◆ Assigned task 1: In the FIM 2010 R2 issues text, what workaround is given for the error about the non-instantiated Manager attribute?
◆ Assigned task 2: Please carry the FIM 2010 R2 issues text forward from its last sentence.

◆ Text excerpt:
▶


    EXCEPTION DATA\r\n\r\nMESSAGE: Cannot deference non-instantiated attribute Manager\r\n\r\n**METHOD:System.Exception ThrowException(System.Exception)\r\n\r\n**METHOD:System.Object ResolveAttribute(System.String, Boolean, ResolverOptions, System.String ByRef)\r\n\r\n**METHOD:Void ResolveToLine(System.String)\r\n\r\n**METHOD:System.String ResolveRecipientLine(Microsoft.ResourceManagement.WFActivities.Resolver, System.String, System.Text.StringBuilder ByRef)\r\n\r\n**METHOD:Microsoft.ResourceManagement.Workflow.Runtime.MessageContent ResolveMailMessage(System.Guid, System.Guid, System.Guid, System.Collections.Generic.Dictionary`2[System.String,System.Object], System.String, System.String, System.String, System.Guid, Microsoft.ResourceManagement.Workflow.Activities.EmailResolutionOptions, System.String ByRef)\r\n\r\n**METHOD:Void ResolveMail(System.Object, System.EventArgs)\r\n\r\n**METHOD:Void RaiseEvent(System.Workflow.ComponentModel.DependencyProperty, System.Object, System.EventArgs)\r\n\r\n**METHOD:System.Workflow.ComponentModel.ActivityExecutionStatus Execute(System.Workflow.ComponentModel.ActivityExecutionContext)\r\n\r\n**METHOD:System.Workflow.ComponentModel.ActivityExecutionStatus Execute(T, System.Workflow.ComponentModel.ActivityExecutionContext)\r\n\r\n**METHOD:System.Workflow.ComponentModel.ActivityExecutionStatus Execute(System.Workflow.ComponentModel.Activity, System.Workflow.ComponentModel.ActivityExecutionContext)\r\n\r\n**METHOD:Boolean Run(System.Workflow.ComponentModel.IWorkflowCoreRuntime)\r\n\r\n**METHOD:Void Run()\r\n\r\n

    This is expected. Reference attributes are not guaranteed to be part of the original Create request.

    Workaround: The MPR should be on an update attribute instead of Create request.

  • FIM MA: FIM MA export of sets and dynamic groups filter attributes will impact performance
    Synchronization requests containing updates to set or dynamic group filters will only be processed using the single object FIM MA export behavior.

  • Synchronization Service: Changing MV Object type during runtime is not supported
    The FIM 2010 R2 code does not yet actively prohibit this so it must be stated that doing so is not supported.

◀

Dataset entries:
▶

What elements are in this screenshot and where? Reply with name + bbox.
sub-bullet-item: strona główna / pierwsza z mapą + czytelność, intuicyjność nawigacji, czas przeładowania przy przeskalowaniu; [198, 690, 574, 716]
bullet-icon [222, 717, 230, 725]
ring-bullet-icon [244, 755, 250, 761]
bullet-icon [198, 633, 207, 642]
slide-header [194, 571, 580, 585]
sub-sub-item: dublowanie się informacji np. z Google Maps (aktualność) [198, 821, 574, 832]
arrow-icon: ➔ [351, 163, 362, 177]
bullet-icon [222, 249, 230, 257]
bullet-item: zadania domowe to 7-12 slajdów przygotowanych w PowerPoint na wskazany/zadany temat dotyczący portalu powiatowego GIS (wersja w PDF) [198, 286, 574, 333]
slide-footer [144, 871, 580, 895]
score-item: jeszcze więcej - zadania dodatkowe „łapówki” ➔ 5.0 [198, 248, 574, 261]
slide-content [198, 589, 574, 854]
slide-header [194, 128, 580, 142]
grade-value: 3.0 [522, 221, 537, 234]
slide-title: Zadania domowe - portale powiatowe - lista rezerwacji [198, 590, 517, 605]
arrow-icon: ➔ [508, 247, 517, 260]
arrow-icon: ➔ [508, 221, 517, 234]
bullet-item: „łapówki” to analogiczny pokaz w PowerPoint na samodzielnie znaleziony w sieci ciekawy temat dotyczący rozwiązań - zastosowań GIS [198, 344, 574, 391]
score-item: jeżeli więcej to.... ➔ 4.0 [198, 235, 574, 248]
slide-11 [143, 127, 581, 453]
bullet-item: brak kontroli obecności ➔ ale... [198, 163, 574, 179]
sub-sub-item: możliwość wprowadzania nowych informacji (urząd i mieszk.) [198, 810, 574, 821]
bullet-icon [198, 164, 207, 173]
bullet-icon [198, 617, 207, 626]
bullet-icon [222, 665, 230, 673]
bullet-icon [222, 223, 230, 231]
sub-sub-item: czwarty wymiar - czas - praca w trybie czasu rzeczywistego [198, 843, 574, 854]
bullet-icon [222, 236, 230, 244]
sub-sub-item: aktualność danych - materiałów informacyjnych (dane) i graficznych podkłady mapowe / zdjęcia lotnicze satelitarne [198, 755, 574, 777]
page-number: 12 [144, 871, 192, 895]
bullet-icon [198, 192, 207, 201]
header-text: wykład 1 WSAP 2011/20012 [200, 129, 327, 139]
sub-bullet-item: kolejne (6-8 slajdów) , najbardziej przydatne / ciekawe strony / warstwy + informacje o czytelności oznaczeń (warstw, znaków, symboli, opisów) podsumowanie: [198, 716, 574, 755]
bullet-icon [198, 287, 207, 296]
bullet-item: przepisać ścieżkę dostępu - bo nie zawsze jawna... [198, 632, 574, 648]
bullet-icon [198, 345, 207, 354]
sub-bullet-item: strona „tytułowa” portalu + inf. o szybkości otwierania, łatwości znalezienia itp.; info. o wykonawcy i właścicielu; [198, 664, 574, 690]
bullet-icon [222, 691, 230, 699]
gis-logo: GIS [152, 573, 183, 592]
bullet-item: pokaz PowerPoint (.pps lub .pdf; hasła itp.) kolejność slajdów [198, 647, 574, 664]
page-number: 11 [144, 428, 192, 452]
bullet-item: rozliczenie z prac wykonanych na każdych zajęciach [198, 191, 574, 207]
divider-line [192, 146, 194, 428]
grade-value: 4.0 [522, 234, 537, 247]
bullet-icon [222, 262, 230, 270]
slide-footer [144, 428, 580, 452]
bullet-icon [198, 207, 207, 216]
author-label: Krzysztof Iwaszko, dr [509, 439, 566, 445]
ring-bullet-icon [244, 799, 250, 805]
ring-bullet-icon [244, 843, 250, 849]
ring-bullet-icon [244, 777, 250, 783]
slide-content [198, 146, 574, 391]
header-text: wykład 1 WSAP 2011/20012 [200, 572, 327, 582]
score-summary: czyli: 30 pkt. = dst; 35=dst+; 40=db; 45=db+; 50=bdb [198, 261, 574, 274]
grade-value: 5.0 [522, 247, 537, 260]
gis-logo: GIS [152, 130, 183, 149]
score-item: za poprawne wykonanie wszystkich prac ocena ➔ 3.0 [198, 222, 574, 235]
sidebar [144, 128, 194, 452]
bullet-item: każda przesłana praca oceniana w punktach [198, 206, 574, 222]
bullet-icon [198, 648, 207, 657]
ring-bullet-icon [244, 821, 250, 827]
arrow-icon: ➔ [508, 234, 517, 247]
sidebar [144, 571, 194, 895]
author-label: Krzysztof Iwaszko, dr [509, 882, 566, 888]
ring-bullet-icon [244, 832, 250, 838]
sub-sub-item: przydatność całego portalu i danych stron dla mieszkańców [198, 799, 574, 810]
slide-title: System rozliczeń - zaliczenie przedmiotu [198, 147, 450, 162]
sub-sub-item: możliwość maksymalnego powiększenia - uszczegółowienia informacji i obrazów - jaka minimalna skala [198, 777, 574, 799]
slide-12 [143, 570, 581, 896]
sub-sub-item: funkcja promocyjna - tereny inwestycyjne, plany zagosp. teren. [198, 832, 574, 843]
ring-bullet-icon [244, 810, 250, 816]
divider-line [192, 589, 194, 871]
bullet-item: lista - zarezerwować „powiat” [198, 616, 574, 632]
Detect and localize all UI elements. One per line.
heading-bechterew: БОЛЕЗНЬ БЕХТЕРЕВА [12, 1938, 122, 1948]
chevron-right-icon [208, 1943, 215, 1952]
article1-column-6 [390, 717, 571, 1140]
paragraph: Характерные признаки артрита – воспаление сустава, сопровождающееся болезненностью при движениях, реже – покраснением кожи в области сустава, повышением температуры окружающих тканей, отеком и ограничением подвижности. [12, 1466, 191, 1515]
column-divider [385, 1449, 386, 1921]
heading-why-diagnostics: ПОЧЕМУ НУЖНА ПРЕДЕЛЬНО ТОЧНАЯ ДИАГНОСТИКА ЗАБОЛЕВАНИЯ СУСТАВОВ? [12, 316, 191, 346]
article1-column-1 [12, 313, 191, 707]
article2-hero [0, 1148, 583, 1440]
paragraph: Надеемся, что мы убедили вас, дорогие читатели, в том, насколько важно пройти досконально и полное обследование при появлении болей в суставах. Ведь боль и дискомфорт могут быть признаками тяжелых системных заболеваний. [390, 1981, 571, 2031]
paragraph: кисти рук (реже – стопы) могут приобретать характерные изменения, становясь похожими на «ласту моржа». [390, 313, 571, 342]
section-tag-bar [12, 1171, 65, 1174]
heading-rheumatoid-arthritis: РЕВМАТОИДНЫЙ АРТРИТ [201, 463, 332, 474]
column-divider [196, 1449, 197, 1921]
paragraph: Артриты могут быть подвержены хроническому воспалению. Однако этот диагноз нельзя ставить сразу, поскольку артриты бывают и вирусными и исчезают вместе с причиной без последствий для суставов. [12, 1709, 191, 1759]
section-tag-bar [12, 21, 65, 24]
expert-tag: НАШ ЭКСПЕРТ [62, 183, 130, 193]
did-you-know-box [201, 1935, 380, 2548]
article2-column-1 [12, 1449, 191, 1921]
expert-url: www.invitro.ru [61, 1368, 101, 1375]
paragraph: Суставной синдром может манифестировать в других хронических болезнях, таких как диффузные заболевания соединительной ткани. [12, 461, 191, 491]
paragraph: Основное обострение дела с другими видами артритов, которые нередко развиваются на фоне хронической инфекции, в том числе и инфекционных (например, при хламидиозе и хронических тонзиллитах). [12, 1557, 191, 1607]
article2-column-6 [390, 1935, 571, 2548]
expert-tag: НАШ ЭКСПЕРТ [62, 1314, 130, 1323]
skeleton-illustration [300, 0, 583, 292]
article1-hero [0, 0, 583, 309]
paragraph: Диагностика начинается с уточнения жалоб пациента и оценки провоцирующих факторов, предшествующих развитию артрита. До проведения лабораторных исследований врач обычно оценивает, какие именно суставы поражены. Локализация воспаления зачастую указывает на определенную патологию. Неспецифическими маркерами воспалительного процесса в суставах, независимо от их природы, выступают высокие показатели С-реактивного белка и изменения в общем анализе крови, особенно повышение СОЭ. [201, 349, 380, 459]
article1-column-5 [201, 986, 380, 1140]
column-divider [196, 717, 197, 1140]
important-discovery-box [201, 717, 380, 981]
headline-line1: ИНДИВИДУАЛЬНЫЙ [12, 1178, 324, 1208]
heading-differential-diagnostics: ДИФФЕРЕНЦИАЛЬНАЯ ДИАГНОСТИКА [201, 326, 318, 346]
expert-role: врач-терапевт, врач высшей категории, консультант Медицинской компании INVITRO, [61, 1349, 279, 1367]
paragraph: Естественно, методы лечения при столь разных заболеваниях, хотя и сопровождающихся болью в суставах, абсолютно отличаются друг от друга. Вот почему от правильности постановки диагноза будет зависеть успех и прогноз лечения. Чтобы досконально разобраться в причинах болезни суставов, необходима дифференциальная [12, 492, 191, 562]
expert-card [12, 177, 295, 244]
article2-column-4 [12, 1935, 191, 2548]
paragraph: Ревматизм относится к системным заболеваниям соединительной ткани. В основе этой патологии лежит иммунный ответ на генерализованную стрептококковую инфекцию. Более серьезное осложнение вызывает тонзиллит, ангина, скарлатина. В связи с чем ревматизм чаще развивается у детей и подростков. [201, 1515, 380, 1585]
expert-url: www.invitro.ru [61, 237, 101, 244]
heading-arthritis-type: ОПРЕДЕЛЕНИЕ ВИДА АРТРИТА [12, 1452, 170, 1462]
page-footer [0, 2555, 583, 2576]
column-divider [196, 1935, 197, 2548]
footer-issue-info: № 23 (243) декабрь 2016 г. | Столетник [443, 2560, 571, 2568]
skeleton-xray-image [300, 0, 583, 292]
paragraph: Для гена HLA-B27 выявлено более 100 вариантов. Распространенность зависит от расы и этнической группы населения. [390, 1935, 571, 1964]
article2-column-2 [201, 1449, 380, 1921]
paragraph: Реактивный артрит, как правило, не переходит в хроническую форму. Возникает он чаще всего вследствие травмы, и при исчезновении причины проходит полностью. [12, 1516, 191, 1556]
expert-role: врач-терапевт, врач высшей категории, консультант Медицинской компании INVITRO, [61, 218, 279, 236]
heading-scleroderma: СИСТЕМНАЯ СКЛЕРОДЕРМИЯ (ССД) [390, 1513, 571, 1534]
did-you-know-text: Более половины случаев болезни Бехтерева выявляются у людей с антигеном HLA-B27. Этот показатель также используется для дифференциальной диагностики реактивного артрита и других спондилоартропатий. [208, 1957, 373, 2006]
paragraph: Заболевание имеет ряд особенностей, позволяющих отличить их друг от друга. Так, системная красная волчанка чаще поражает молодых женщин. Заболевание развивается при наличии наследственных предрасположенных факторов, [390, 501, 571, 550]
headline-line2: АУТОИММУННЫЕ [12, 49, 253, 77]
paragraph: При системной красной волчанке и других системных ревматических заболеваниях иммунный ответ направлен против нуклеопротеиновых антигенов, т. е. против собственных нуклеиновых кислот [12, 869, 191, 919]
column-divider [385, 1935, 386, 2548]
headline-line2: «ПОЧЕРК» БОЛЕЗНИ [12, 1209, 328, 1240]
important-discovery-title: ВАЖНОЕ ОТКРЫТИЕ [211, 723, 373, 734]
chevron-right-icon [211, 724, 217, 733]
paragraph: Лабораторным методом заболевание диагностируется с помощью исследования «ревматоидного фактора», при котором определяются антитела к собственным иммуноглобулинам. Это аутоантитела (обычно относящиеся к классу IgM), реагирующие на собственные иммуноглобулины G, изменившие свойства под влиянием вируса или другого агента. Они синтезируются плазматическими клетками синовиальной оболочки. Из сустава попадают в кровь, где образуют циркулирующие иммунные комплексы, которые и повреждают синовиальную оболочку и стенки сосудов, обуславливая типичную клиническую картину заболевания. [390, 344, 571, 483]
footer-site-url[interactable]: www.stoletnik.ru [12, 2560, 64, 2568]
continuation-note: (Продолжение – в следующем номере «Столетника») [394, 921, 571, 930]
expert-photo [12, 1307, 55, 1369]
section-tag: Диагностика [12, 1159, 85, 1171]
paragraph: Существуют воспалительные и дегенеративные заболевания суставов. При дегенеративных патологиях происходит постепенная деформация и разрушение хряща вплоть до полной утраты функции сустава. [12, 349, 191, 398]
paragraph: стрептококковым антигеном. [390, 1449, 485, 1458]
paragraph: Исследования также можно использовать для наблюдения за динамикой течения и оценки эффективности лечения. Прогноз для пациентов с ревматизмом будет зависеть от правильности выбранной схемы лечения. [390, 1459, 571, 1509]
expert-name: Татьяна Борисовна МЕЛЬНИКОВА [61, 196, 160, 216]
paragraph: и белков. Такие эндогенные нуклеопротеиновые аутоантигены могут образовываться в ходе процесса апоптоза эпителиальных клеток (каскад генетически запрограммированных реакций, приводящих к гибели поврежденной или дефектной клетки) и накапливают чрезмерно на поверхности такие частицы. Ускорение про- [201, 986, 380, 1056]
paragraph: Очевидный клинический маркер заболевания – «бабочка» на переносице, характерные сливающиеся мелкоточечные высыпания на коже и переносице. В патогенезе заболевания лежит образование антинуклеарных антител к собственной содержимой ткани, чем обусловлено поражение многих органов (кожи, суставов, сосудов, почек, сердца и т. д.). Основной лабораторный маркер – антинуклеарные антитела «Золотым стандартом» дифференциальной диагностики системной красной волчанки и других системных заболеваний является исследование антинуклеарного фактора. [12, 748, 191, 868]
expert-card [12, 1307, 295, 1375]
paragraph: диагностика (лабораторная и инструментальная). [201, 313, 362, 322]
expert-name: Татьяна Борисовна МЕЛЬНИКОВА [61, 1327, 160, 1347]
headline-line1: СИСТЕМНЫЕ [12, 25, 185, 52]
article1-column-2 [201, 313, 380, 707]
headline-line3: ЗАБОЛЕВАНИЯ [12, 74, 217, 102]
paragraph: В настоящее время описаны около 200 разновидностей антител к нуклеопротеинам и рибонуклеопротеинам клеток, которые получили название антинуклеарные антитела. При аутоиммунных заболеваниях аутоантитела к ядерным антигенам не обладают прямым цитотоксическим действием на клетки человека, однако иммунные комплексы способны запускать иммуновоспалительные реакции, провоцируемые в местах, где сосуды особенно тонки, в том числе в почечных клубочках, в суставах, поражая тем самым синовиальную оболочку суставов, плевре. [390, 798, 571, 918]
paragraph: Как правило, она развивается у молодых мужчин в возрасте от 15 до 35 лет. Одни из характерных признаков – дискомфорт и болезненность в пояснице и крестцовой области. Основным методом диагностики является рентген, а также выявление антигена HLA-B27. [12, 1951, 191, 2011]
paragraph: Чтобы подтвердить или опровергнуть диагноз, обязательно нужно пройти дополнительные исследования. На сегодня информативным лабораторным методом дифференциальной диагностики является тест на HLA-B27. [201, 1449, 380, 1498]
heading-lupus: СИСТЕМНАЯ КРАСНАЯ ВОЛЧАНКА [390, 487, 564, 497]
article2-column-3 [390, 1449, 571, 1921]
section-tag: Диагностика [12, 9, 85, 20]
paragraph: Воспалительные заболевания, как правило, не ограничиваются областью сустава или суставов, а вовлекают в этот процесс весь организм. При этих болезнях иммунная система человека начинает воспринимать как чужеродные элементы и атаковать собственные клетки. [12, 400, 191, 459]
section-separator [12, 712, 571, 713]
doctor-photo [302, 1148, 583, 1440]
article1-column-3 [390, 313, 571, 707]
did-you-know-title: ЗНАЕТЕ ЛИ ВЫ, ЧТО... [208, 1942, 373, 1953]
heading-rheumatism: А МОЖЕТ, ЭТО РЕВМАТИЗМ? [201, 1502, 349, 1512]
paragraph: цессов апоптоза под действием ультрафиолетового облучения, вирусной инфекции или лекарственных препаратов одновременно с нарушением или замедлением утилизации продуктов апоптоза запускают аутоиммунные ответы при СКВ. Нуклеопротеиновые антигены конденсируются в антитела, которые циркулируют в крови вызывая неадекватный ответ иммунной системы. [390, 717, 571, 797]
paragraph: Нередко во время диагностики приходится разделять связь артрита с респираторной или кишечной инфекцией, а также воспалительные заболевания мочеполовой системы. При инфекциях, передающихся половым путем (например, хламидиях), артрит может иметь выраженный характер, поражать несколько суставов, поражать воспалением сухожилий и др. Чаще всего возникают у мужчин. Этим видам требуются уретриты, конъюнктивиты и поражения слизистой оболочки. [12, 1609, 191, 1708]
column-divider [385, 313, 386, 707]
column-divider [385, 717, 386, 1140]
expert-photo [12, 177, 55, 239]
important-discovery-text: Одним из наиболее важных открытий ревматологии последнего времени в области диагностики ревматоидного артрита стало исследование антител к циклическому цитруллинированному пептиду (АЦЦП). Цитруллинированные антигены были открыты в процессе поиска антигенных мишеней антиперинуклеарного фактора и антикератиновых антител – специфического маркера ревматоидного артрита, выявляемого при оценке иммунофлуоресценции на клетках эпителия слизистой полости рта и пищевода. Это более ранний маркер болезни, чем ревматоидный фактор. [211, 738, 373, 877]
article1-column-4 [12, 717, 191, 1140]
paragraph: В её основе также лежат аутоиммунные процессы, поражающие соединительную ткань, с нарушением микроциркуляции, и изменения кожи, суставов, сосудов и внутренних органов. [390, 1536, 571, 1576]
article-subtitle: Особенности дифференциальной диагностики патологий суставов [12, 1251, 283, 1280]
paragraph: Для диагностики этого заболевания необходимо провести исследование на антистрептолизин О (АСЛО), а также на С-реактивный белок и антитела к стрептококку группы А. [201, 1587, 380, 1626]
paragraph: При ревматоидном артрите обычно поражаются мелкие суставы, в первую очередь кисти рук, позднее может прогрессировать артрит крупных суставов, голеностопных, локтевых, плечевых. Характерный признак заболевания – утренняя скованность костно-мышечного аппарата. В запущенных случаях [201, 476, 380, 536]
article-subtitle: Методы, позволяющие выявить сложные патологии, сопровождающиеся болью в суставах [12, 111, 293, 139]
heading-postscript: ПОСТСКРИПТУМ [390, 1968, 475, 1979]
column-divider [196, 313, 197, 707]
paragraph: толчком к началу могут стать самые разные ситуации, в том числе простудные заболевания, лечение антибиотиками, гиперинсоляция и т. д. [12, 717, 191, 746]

◀

◆ Result 1: The MPR should be on an update attribute instead of a Create request.

◆ Result 2:
  • Synchronization Service: Exception: 'Target(s): abc, Attribute Failure Code: 'RequiredValueIsMissing', Attribute Name: 'MembershipLocked''.
    The FIM Service eventlog might have the following error: Request 'ca6a8db0-c084-4783-bb9b-5be054d38a10' failed while trying to commit the changes to the database. Exception: 'Target(s): abc, Attribute Failure Code: 'RequiredValueIsMissing', Attribute Name: 'MembershipLocked''. The ‘MembershipLocked’ attribute missing happens under the following conditions.

    1. Sync engine sends an update request with attributes that got modified.

    2. The FIM MA does a quick lookup and finds the object missing in FIM Service (probably deleted through portal).

    3. The FIM MA treats the update as 'Create' request.

    4. The create request in FIM Service fails because it has missing attributes like ‘MembershipLocked’.

    Doing a delta import and delta sync followed by Export will fix the error. Sync service will understand the object as deleted from FIM Service and will not send a pending update during the next FIM MA export operation.

  • Synchronization Service: Do not reuse your existing miiserver.exe.config file
    Re-using an existing configuration may fail due to changes in the content of the configuration file. Please review the new configuration file contents and update manually if appropriate to do so.

  • Synchronization Service: Sync Service manager shows a User object deleted when linked ERE was actually deleted
    During migration from policy based sync rule to filter based sync rule, the sync engine will delete EREs which are linked to filter based sync rules. However, the Identity Manager statistics falsely show that the User linked to the ERE being deleted was deleted. The user was not, in fact deleted, it was the ERE that was deleted. Customers should only run into this problem once, when they are migrating from policy based to filter based rules. There is no action needed to be taken by the customer. The User object was not actually deleted.

  • Synchronization Service: The value of boolean type outbound scoping filter in Filter based Sync Rule is case sensitive.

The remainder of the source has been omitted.